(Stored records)
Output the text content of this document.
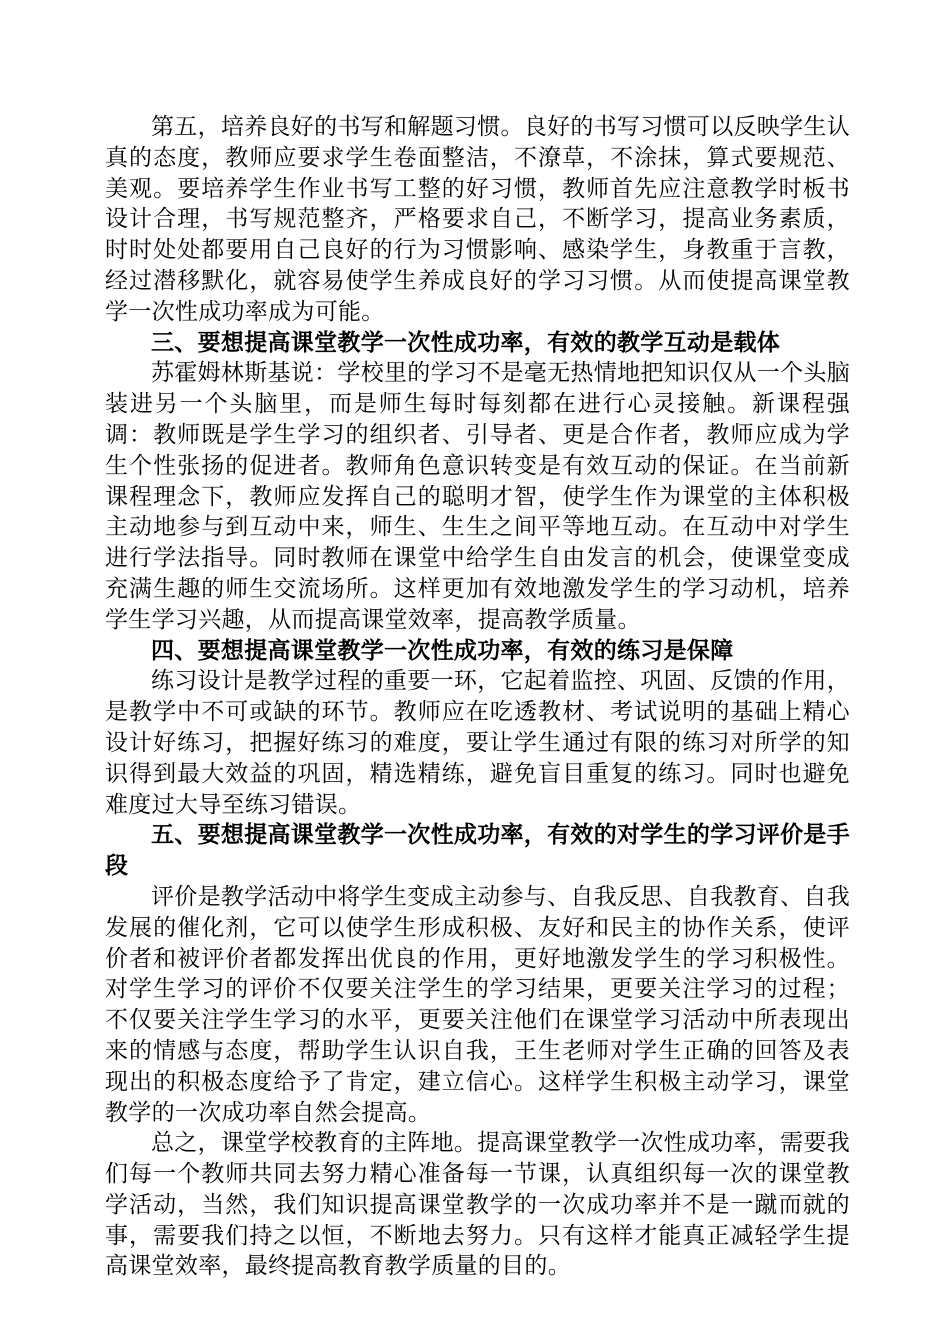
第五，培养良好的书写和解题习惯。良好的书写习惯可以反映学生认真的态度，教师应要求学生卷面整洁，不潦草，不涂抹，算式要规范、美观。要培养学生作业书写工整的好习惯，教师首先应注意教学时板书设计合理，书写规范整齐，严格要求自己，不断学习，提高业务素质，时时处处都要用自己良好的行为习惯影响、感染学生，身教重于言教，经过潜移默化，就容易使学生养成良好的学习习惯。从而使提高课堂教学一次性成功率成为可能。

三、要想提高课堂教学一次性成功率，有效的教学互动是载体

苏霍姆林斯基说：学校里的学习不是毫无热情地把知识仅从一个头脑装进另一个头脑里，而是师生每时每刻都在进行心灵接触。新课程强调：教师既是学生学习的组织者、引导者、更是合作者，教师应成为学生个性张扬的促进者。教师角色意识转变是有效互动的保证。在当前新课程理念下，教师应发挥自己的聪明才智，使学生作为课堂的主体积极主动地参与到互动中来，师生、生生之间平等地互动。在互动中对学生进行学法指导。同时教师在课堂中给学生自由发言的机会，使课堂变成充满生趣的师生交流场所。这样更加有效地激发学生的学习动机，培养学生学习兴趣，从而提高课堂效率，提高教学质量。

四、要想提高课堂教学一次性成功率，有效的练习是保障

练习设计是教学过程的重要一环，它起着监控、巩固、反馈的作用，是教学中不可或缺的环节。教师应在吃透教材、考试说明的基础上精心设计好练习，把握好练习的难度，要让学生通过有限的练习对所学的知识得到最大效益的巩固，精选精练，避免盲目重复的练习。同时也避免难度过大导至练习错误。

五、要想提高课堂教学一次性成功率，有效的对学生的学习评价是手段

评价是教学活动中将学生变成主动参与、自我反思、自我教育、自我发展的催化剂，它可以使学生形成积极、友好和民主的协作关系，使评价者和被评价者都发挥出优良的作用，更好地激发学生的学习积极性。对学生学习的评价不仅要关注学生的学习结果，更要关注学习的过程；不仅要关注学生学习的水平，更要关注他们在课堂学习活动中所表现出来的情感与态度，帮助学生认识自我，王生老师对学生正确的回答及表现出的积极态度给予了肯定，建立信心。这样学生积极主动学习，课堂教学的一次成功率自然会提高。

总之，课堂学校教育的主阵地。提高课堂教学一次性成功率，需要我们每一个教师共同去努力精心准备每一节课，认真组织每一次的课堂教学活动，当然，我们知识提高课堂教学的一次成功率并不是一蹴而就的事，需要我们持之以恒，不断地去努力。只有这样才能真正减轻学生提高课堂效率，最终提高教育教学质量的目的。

---

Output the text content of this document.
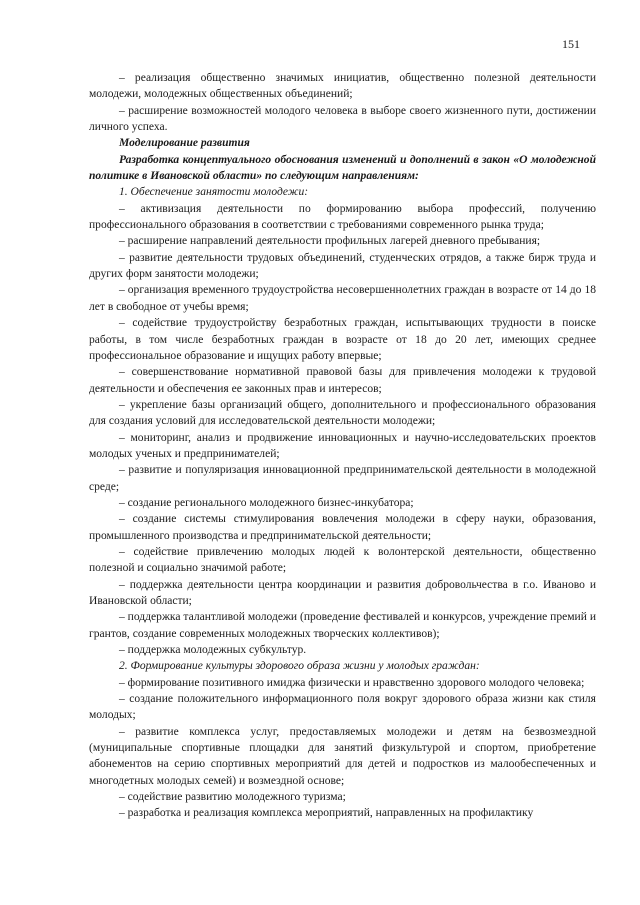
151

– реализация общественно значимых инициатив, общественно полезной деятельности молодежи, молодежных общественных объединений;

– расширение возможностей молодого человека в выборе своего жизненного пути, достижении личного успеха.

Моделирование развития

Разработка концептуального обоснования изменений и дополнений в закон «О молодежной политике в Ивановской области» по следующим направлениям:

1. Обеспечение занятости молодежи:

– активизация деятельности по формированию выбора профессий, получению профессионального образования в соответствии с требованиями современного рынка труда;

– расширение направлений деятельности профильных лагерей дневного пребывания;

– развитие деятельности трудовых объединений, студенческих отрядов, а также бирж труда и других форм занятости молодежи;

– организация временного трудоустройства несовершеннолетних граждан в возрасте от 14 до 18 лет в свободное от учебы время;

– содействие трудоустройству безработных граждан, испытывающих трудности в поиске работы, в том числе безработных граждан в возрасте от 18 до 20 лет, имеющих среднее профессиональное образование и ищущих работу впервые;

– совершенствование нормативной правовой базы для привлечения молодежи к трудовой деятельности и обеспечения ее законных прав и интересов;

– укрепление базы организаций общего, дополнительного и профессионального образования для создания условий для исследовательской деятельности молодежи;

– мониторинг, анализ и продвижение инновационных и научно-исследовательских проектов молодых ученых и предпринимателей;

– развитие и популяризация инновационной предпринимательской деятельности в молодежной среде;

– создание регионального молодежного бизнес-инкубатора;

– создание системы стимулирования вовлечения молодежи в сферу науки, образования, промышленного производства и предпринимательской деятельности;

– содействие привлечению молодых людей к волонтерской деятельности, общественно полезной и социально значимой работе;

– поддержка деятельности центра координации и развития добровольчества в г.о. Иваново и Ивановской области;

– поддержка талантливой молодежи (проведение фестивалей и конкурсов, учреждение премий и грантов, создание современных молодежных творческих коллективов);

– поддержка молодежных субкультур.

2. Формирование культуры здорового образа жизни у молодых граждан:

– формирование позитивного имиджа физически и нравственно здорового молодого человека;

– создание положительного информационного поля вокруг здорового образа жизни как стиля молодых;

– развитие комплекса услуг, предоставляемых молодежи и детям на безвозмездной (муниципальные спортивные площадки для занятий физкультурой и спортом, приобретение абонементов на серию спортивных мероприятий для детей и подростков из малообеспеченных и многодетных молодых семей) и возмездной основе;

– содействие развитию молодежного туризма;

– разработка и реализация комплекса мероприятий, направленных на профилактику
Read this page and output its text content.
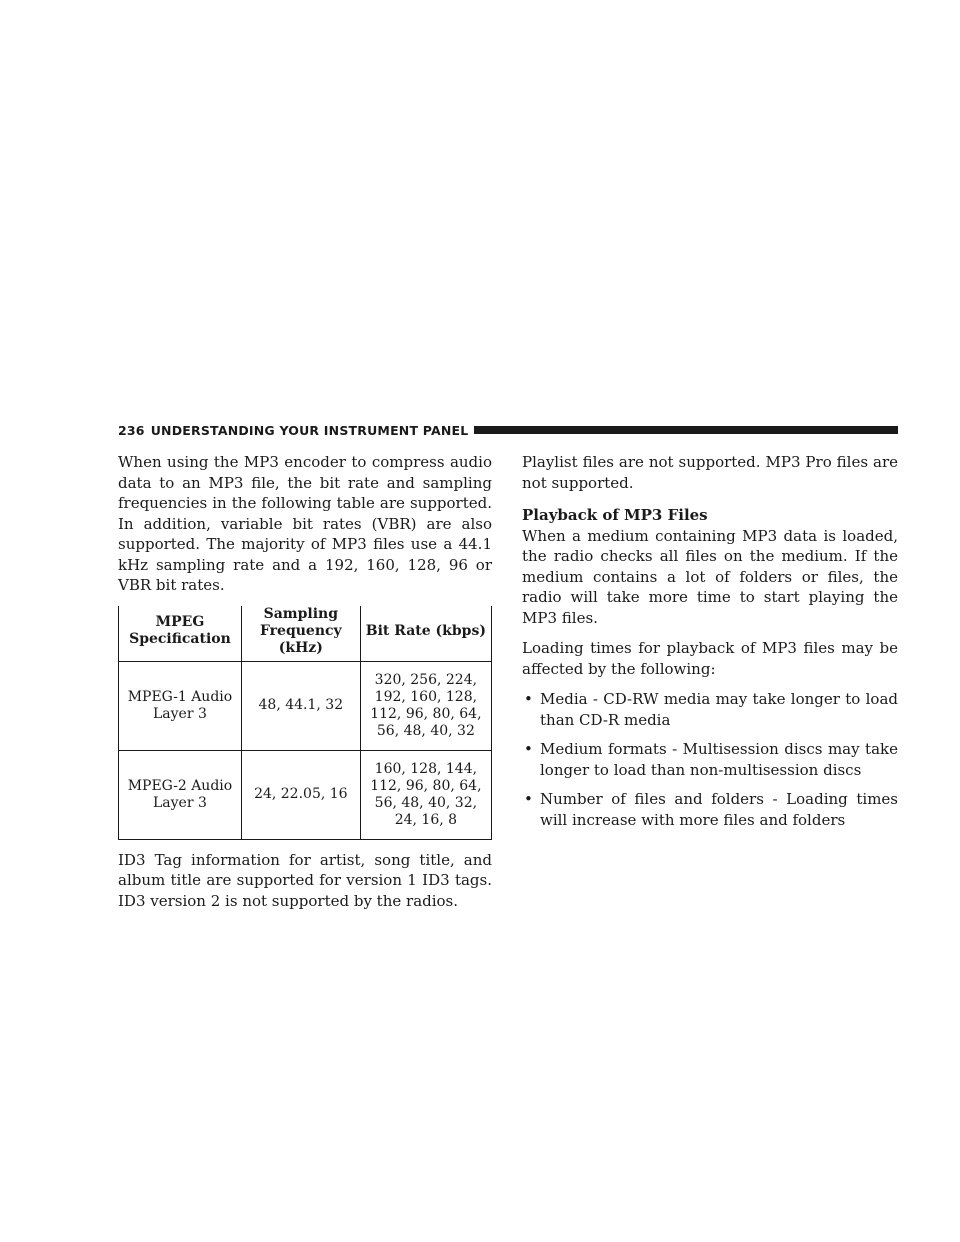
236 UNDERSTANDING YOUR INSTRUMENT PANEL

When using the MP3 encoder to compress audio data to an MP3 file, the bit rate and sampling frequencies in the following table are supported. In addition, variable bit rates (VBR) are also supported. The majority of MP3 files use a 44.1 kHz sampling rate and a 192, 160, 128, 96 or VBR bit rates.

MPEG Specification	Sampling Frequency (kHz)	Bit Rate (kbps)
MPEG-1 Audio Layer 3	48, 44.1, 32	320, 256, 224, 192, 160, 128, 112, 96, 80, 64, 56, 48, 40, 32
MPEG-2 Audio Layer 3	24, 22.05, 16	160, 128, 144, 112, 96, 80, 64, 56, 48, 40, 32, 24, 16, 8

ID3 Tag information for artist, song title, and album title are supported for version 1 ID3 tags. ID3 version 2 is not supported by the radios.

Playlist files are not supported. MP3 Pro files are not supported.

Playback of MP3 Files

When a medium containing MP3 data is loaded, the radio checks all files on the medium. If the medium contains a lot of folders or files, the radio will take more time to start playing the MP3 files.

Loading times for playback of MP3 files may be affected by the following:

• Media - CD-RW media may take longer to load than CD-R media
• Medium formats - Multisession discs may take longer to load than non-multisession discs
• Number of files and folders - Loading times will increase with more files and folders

> **WHAT IS NEEDED**:
Look for "образования" and pull out every line that has it.

> **SOLUTION BELOW**:
– активизация деятельности по формированию выбора профессий, получению профессионального образования в соответствии с требованиями современного рынка труда;
– укрепление базы организаций общего, дополнительного и профессионального образования для создания условий для исследовательской деятельности молодежи;
– создание системы стимулирования вовлечения молодежи в сферу науки, образования, промышленного производства и предпринимательской деятельности;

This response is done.